Your objective: Transcribe the records below exactly.

Records supplied:

== == ==

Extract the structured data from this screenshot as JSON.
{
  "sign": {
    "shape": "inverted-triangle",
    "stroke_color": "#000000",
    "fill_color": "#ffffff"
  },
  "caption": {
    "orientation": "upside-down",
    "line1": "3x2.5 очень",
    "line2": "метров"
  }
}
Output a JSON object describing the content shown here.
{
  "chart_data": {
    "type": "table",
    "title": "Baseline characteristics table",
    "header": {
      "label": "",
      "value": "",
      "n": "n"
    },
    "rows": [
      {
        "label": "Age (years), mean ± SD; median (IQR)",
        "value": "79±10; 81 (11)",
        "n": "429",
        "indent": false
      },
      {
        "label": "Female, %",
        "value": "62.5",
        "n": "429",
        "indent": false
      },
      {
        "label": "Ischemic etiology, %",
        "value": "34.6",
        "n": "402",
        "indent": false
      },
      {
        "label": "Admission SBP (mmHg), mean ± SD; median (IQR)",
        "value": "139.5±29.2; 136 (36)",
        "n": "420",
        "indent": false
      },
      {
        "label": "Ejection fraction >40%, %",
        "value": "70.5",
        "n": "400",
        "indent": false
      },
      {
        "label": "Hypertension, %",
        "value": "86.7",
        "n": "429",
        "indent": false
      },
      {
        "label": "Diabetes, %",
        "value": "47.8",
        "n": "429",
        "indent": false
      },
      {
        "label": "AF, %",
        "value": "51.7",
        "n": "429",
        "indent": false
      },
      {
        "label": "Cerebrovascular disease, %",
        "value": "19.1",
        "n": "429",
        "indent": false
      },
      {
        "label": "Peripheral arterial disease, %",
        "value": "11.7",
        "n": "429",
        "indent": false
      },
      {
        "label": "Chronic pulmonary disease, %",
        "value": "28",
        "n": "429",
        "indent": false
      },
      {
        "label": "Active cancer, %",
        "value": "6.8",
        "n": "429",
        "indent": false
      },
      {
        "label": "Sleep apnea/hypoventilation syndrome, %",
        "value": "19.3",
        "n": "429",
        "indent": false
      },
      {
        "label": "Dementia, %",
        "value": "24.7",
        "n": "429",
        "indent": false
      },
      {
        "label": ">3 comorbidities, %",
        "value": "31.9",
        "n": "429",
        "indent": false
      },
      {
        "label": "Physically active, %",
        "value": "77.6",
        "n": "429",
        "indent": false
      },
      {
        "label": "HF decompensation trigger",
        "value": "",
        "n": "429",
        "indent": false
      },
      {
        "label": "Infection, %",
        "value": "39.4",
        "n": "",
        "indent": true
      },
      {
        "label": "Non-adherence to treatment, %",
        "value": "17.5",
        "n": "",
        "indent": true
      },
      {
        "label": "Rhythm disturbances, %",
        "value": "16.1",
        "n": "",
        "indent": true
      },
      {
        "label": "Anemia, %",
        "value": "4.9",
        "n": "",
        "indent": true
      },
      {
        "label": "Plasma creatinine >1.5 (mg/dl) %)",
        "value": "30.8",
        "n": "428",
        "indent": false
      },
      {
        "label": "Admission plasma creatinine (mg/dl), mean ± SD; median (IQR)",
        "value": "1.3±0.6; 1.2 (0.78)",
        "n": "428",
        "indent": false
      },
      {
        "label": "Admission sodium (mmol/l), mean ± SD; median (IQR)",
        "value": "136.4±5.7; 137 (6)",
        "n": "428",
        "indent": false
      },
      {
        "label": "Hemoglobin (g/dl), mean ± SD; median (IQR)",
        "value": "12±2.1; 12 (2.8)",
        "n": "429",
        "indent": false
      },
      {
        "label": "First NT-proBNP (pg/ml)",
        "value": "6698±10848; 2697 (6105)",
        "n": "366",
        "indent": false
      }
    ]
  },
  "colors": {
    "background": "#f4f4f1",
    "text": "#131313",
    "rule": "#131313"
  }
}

== == ==

The answer:
Extract the structured data from this screenshot as JSON.
{
  "sign": {
    "shape": "inverted-triangle",
    "stroke_color": "#000000",
    "fill_color": "#ffffff"
  },
  "caption": {
    "orientation": "upside-down",
    "line1": "3x2.5 очень",
    "line2": "метров"
  }
}
Output a JSON object describing the content shown here.
{
  "chart_data": {
    "type": "table",
    "title": "Baseline characteristics table",
    "header": {
      "label": "",
      "value": "",
      "n": "n"
    },
    "rows": [
      {
        "label": "Age (years), mean ± SD; median (IQR)",
        "value": "79±10; 81 (11)",
        "n": "429",
        "indent": false
      },
      {
        "label": "Female, %",
        "value": "62.5",
        "n": "429",
        "indent": false
      },
      {
        "label": "Ischemic etiology, %",
        "value": "34.6",
        "n": "402",
        "indent": false
      },
      {
        "label": "Admission SBP (mmHg), mean ± SD; median (IQR)",
        "value": "139.5±29.2; 136 (36)",
        "n": "420",
        "indent": false
      },
      {
        "label": "Ejection fraction >40%, %",
        "value": "70.5",
        "n": "400",
        "indent": false
      },
      {
        "label": "Hypertension, %",
        "value": "86.7",
        "n": "429",
        "indent": false
      },
      {
        "label": "Diabetes, %",
        "value": "47.8",
        "n": "429",
        "indent": false
      },
      {
        "label": "AF, %",
        "value": "51.7",
        "n": "429",
        "indent": false
      },
      {
        "label": "Cerebrovascular disease, %",
        "value": "19.1",
        "n": "429",
        "indent": false
      },
      {
        "label": "Peripheral arterial disease, %",
        "value": "11.7",
        "n": "429",
        "indent": false
      },
      {
        "label": "Chronic pulmonary disease, %",
        "value": "28",
        "n": "429",
        "indent": false
      },
      {
        "label": "Active cancer, %",
        "value": "6.8",
        "n": "429",
        "indent": false
      },
      {
        "label": "Sleep apnea/hypoventilation syndrome, %",
        "value": "19.3",
        "n": "429",
        "indent": false
      },
      {
        "label": "Dementia, %",
        "value": "24.7",
        "n": "429",
        "indent": false
      },
      {
        "label": ">3 comorbidities, %",
        "value": "31.9",
        "n": "429",
        "indent": false
      },
      {
        "label": "Physically active, %",
        "value": "77.6",
        "n": "429",
        "indent": false
      },
      {
        "label": "HF decompensation trigger",
        "value": "",
        "n": "429",
        "indent": false
      },
      {
        "label": "Infection, %",
        "value": "39.4",
        "n": "",
        "indent": true
      },
      {
        "label": "Non-adherence to treatment, %",
        "value": "17.5",
        "n": "",
        "indent": true
      },
      {
        "label": "Rhythm disturbances, %",
        "value": "16.1",
        "n": "",
        "indent": true
      },
      {
        "label": "Anemia, %",
        "value": "4.9",
        "n": "",
        "indent": true
      },
      {
        "label": "Plasma creatinine >1.5 (mg/dl) %)",
        "value": "30.8",
        "n": "428",
        "indent": false
      },
      {
        "label": "Admission plasma creatinine (mg/dl), mean ± SD; median (IQR)",
        "value": "1.3±0.6; 1.2 (0.78)",
        "n": "428",
        "indent": false
      },
      {
        "label": "Admission sodium (mmol/l), mean ± SD; median (IQR)",
        "value": "136.4±5.7; 137 (6)",
        "n": "428",
        "indent": false
      },
      {
        "label": "Hemoglobin (g/dl), mean ± SD; median (IQR)",
        "value": "12±2.1; 12 (2.8)",
        "n": "429",
        "indent": false
      },
      {
        "label": "First NT-proBNP (pg/ml)",
        "value": "6698±10848; 2697 (6105)",
        "n": "366",
        "indent": false
      }
    ]
  },
  "colors": {
    "background": "#f4f4f1",
    "text": "#131313",
    "rule": "#131313"
  }
}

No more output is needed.